→ Task prompt:
Images are not part of the copy; transcribe all the data exactly.

→ Records to use:
= = = = = = =

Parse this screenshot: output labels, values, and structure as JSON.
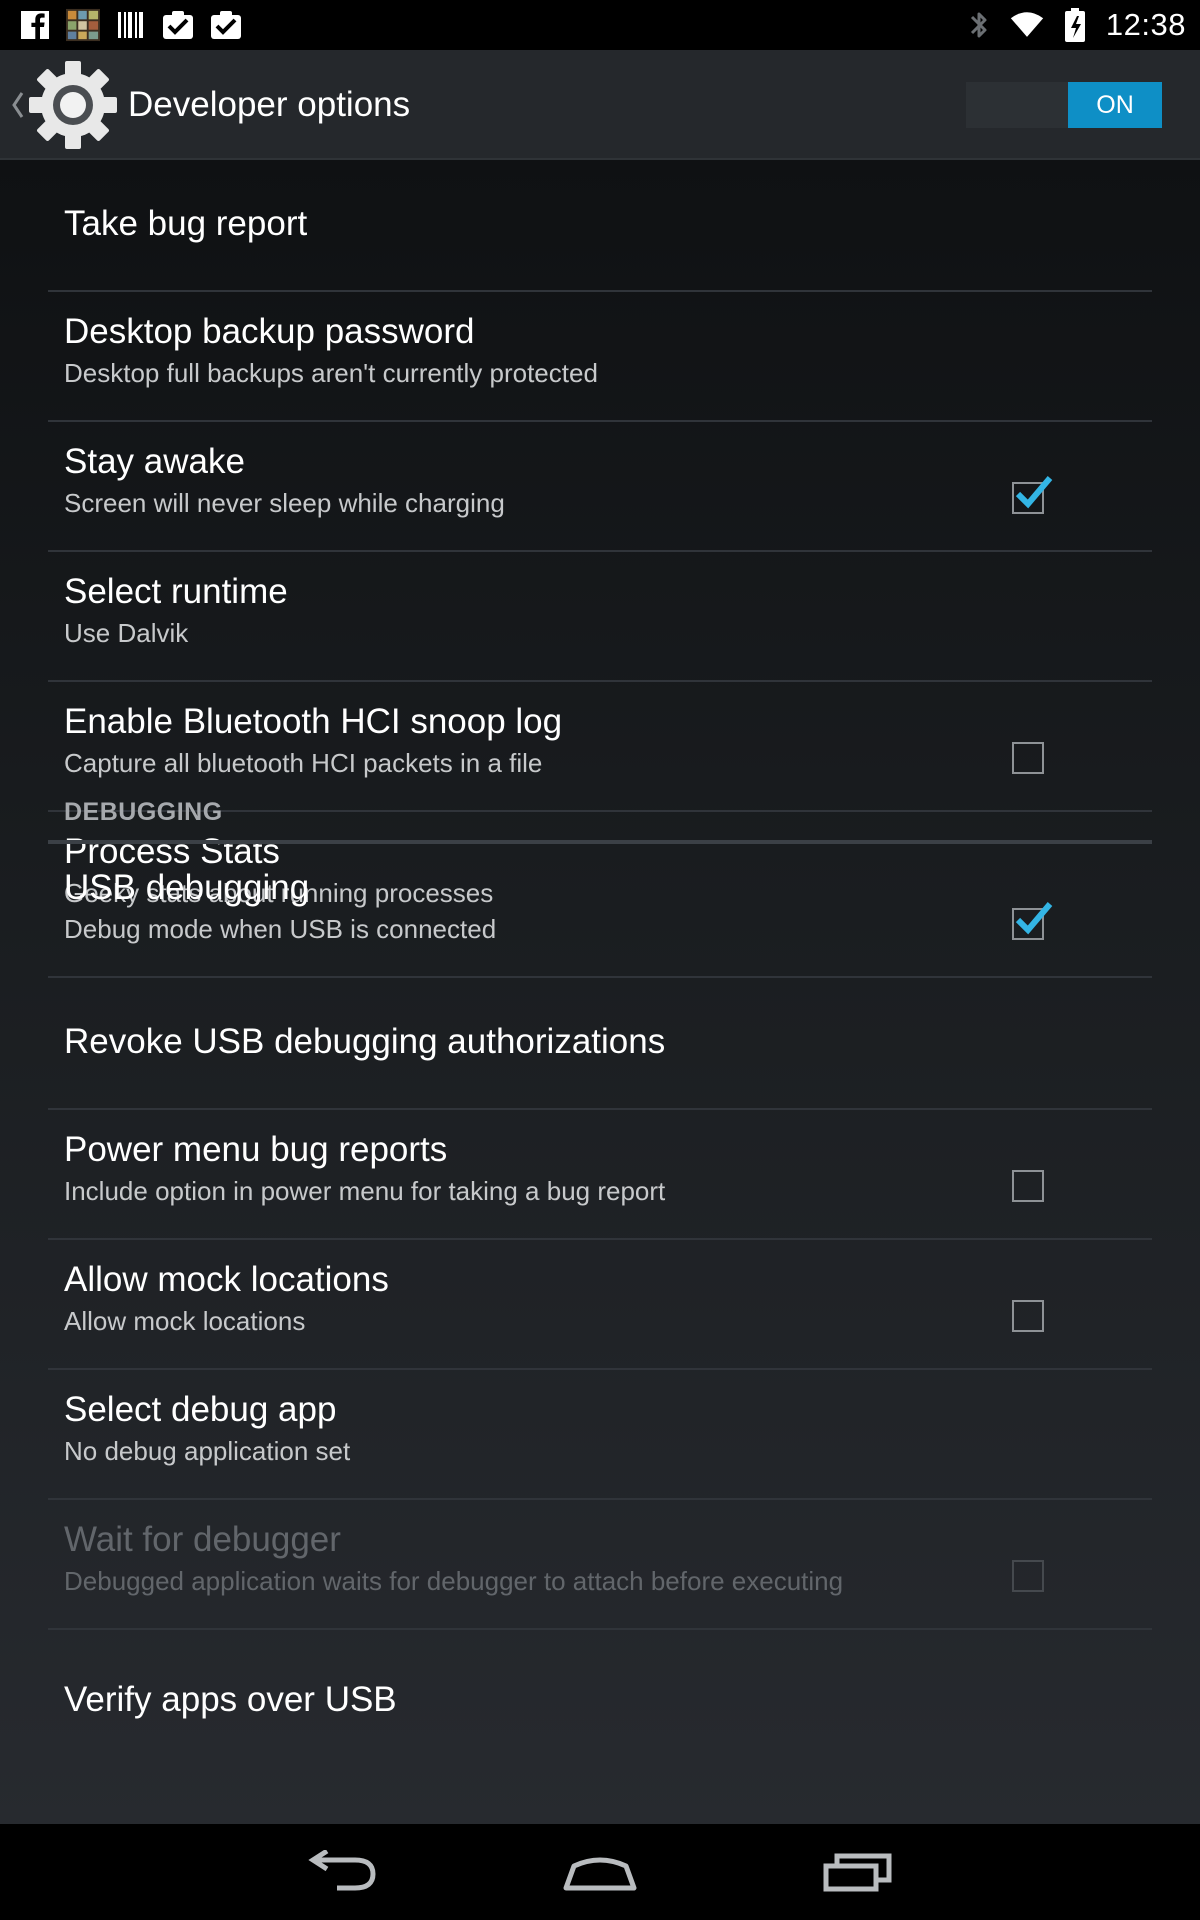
{
  "status_bar": {
    "time": "12:38",
    "left_icons": [
      "facebook-icon",
      "photo-gallery-icon",
      "barcode-icon",
      "task-check-icon",
      "task-check-icon"
    ],
    "right_icons": [
      "bluetooth-icon",
      "wifi-icon",
      "battery-icon"
    ]
  },
  "action_bar": {
    "title": "Developer options",
    "icon": "settings-gear-icon",
    "master_switch": {
      "label": "ON",
      "on": true,
      "accent": "#0e8fc6"
    }
  },
  "items": [
    {
      "title": "Take bug report",
      "subtitle": "",
      "checkbox": null,
      "enabled": true
    },
    {
      "title": "Desktop backup password",
      "subtitle": "Desktop full backups aren't currently protected",
      "checkbox": null,
      "enabled": true
    },
    {
      "title": "Stay awake",
      "subtitle": "Screen will never sleep while charging",
      "checkbox": true,
      "enabled": true
    },
    {
      "title": "Select runtime",
      "subtitle": "Use Dalvik",
      "checkbox": null,
      "enabled": true
    },
    {
      "title": "Enable Bluetooth HCI snoop log",
      "subtitle": "Capture all bluetooth HCI packets in a file",
      "checkbox": false,
      "enabled": true
    },
    {
      "title": "Process Stats",
      "subtitle": "Geeky stats about running processes",
      "checkbox": null,
      "enabled": true
    }
  ],
  "section_header": "DEBUGGING",
  "debug_items": [
    {
      "title": "USB debugging",
      "subtitle": "Debug mode when USB is connected",
      "checkbox": true,
      "enabled": true
    },
    {
      "title": "Revoke USB debugging authorizations",
      "subtitle": "",
      "checkbox": null,
      "enabled": true
    },
    {
      "title": "Power menu bug reports",
      "subtitle": "Include option in power menu for taking a bug report",
      "checkbox": false,
      "enabled": true
    },
    {
      "title": "Allow mock locations",
      "subtitle": "Allow mock locations",
      "checkbox": false,
      "enabled": true
    },
    {
      "title": "Select debug app",
      "subtitle": "No debug application set",
      "checkbox": null,
      "enabled": true
    },
    {
      "title": "Wait for debugger",
      "subtitle": "Debugged application waits for debugger to attach before executing",
      "checkbox": false,
      "enabled": false
    },
    {
      "title": "Verify apps over USB",
      "subtitle": "",
      "checkbox": null,
      "enabled": true
    }
  ],
  "nav_bar": {
    "buttons": [
      "back-icon",
      "home-icon",
      "recent-apps-icon"
    ]
  },
  "colors": {
    "accent": "#33b5e5",
    "switch_on": "#0e8fc6",
    "action_bar": "#25282c"
  }
}
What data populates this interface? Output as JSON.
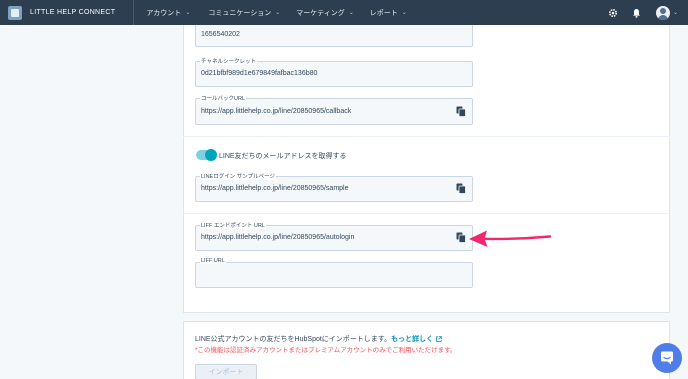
{
  "nav": {
    "brand": "LITTLE HELP CONNECT",
    "items": [
      {
        "label": "アカウント"
      },
      {
        "label": "コミュニケーション"
      },
      {
        "label": "マーケティング"
      },
      {
        "label": "レポート"
      }
    ],
    "icons": [
      "gear-icon",
      "bell-icon",
      "avatar"
    ]
  },
  "settings": {
    "channel_id": {
      "value": "1656540202"
    },
    "channel_secret": {
      "label": "チャネルシークレット",
      "value": "0d21bfbf989d1e679849fafbac136b80"
    },
    "callback_url": {
      "label": "コールバックURL",
      "value": "https://app.littlehelp.co.jp/line/20850965/callback"
    },
    "email_toggle": {
      "label": "LINE友だちのメールアドレスを取得する",
      "on": true
    },
    "login_sample": {
      "label": "LINEログイン サンプルページ",
      "value": "https://app.littlehelp.co.jp/line/20850965/sample"
    },
    "liff_endpoint": {
      "label": "LIFF エンドポイント URL",
      "value": "https://app.littlehelp.co.jp/line/20850965/autologin"
    },
    "liff_url": {
      "label": "LIFF URL",
      "value": ""
    }
  },
  "import_section": {
    "text": "LINE公式アカウントの友だちをHubSpotにインポートします。",
    "learn_more": "もっと詳しく",
    "warning": "*この機能は認証済みアカウントまたはプレミアムアカウントのみでご利用いただけます。",
    "button": "インポート"
  },
  "colors": {
    "topbar": "#2d3e50",
    "toggle": "#00a4bd",
    "link": "#0091ae",
    "warning": "#f2545b",
    "annotation_arrow": "#f2286d",
    "chat": "#4f7ee8"
  }
}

= = = = = = =

→ Expected answer:
Parse this screenshot: output labels, values, and structure as JSON.
{
  "status_bar": {
    "time": "12:38",
    "left_icons": [
      "facebook-icon",
      "photo-gallery-icon",
      "barcode-icon",
      "task-check-icon",
      "task-check-icon"
    ],
    "right_icons": [
      "bluetooth-icon",
      "wifi-icon",
      "battery-icon"
    ]
  },
  "action_bar": {
    "title": "Developer options",
    "icon": "settings-gear-icon",
    "master_switch": {
      "label": "ON",
      "on": true,
      "accent": "#0e8fc6"
    }
  },
  "items": [
    {
      "title": "Take bug report",
      "subtitle": "",
      "checkbox": null,
      "enabled": true
    },
    {
      "title": "Desktop backup password",
      "subtitle": "Desktop full backups aren't currently protected",
      "checkbox": null,
      "enabled": true
    },
    {
      "title": "Stay awake",
      "subtitle": "Screen will never sleep while charging",
      "checkbox": true,
      "enabled": true
    },
    {
      "title": "Select runtime",
      "subtitle": "Use Dalvik",
      "checkbox": null,
      "enabled": true
    },
    {
      "title": "Enable Bluetooth HCI snoop log",
      "subtitle": "Capture all bluetooth HCI packets in a file",
      "checkbox": false,
      "enabled": true
    },
    {
      "title": "Process Stats",
      "subtitle": "Geeky stats about running processes",
      "checkbox": null,
      "enabled": true
    }
  ],
  "section_header": "DEBUGGING",
  "debug_items": [
    {
      "title": "USB debugging",
      "subtitle": "Debug mode when USB is connected",
      "checkbox": true,
      "enabled": true
    },
    {
      "title": "Revoke USB debugging authorizations",
      "subtitle": "",
      "checkbox": null,
      "enabled": true
    },
    {
      "title": "Power menu bug reports",
      "subtitle": "Include option in power menu for taking a bug report",
      "checkbox": false,
      "enabled": true
    },
    {
      "title": "Allow mock locations",
      "subtitle": "Allow mock locations",
      "checkbox": false,
      "enabled": true
    },
    {
      "title": "Select debug app",
      "subtitle": "No debug application set",
      "checkbox": null,
      "enabled": true
    },
    {
      "title": "Wait for debugger",
      "subtitle": "Debugged application waits for debugger to attach before executing",
      "checkbox": false,
      "enabled": false
    },
    {
      "title": "Verify apps over USB",
      "subtitle": "",
      "checkbox": null,
      "enabled": true
    }
  ],
  "nav_bar": {
    "buttons": [
      "back-icon",
      "home-icon",
      "recent-apps-icon"
    ]
  },
  "colors": {
    "accent": "#33b5e5",
    "switch_on": "#0e8fc6",
    "action_bar": "#25282c"
  }
}
What data populates this interface? Output as JSON.
{
  "nav": {
    "brand": "LITTLE HELP CONNECT",
    "items": [
      {
        "label": "アカウント"
      },
      {
        "label": "コミュニケーション"
      },
      {
        "label": "マーケティング"
      },
      {
        "label": "レポート"
      }
    ],
    "icons": [
      "gear-icon",
      "bell-icon",
      "avatar"
    ]
  },
  "settings": {
    "channel_id": {
      "value": "1656540202"
    },
    "channel_secret": {
      "label": "チャネルシークレット",
      "value": "0d21bfbf989d1e679849fafbac136b80"
    },
    "callback_url": {
      "label": "コールバックURL",
      "value": "https://app.littlehelp.co.jp/line/20850965/callback"
    },
    "email_toggle": {
      "label": "LINE友だちのメールアドレスを取得する",
      "on": true
    },
    "login_sample": {
      "label": "LINEログイン サンプルページ",
      "value": "https://app.littlehelp.co.jp/line/20850965/sample"
    },
    "liff_endpoint": {
      "label": "LIFF エンドポイント URL",
      "value": "https://app.littlehelp.co.jp/line/20850965/autologin"
    },
    "liff_url": {
      "label": "LIFF URL",
      "value": ""
    }
  },
  "import_section": {
    "text": "LINE公式アカウントの友だちをHubSpotにインポートします。",
    "learn_more": "もっと詳しく",
    "warning": "*この機能は認証済みアカウントまたはプレミアムアカウントのみでご利用いただけます。",
    "button": "インポート"
  },
  "colors": {
    "topbar": "#2d3e50",
    "toggle": "#00a4bd",
    "link": "#0091ae",
    "warning": "#f2545b",
    "annotation_arrow": "#f2286d",
    "chat": "#4f7ee8"
  }
}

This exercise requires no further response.